== SHORT PROBLEM ==
For the data below, report only the number of lines containing the string "приостановления".

== RECORDED INFORMATION ==
* START *

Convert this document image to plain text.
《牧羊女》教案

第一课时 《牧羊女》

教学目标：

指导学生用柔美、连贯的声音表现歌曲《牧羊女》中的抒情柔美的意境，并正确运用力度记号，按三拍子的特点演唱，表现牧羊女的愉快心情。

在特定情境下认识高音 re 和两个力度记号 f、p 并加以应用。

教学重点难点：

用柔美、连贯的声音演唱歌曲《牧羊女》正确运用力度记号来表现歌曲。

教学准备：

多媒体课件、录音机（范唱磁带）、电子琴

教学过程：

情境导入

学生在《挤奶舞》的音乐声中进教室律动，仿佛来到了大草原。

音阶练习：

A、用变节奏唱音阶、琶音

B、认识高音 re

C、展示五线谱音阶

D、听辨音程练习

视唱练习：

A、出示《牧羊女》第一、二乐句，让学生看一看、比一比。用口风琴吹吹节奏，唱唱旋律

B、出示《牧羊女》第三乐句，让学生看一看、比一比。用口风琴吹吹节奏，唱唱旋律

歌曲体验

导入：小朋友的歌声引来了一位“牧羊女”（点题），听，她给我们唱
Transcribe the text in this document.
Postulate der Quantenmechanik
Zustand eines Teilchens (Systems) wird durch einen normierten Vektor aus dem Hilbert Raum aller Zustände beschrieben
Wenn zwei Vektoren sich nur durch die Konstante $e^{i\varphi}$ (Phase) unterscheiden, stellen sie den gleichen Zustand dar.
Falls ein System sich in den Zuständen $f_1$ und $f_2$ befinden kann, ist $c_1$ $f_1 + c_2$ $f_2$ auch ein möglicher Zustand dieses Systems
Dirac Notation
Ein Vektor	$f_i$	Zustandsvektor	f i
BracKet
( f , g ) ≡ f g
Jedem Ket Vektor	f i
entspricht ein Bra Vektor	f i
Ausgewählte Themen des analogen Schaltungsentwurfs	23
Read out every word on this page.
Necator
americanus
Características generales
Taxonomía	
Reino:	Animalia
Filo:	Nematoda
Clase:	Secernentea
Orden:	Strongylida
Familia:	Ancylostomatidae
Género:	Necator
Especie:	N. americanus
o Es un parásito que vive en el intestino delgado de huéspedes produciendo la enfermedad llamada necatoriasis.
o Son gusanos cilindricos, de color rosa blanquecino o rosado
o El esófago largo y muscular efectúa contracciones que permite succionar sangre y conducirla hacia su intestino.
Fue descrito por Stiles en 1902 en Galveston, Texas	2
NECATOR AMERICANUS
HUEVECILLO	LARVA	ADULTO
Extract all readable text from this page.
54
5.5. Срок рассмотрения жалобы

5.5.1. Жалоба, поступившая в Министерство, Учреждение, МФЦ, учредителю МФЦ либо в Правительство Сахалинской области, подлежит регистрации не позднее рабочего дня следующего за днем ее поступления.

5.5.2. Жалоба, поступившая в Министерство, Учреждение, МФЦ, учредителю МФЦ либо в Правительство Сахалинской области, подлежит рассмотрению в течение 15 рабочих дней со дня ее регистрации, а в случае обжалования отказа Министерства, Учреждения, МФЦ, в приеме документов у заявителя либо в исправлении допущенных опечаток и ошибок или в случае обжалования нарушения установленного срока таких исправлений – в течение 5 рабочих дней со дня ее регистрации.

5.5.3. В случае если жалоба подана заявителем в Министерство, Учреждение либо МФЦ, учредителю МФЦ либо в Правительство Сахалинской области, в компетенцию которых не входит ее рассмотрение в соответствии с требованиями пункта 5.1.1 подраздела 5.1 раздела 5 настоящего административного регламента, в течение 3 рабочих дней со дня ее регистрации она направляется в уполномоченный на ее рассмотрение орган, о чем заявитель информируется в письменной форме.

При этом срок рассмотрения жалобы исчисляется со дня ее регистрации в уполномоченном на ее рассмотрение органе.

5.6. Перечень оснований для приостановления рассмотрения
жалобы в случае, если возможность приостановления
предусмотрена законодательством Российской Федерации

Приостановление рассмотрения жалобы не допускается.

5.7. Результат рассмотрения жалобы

* END *

== FINAL RESULT ==
2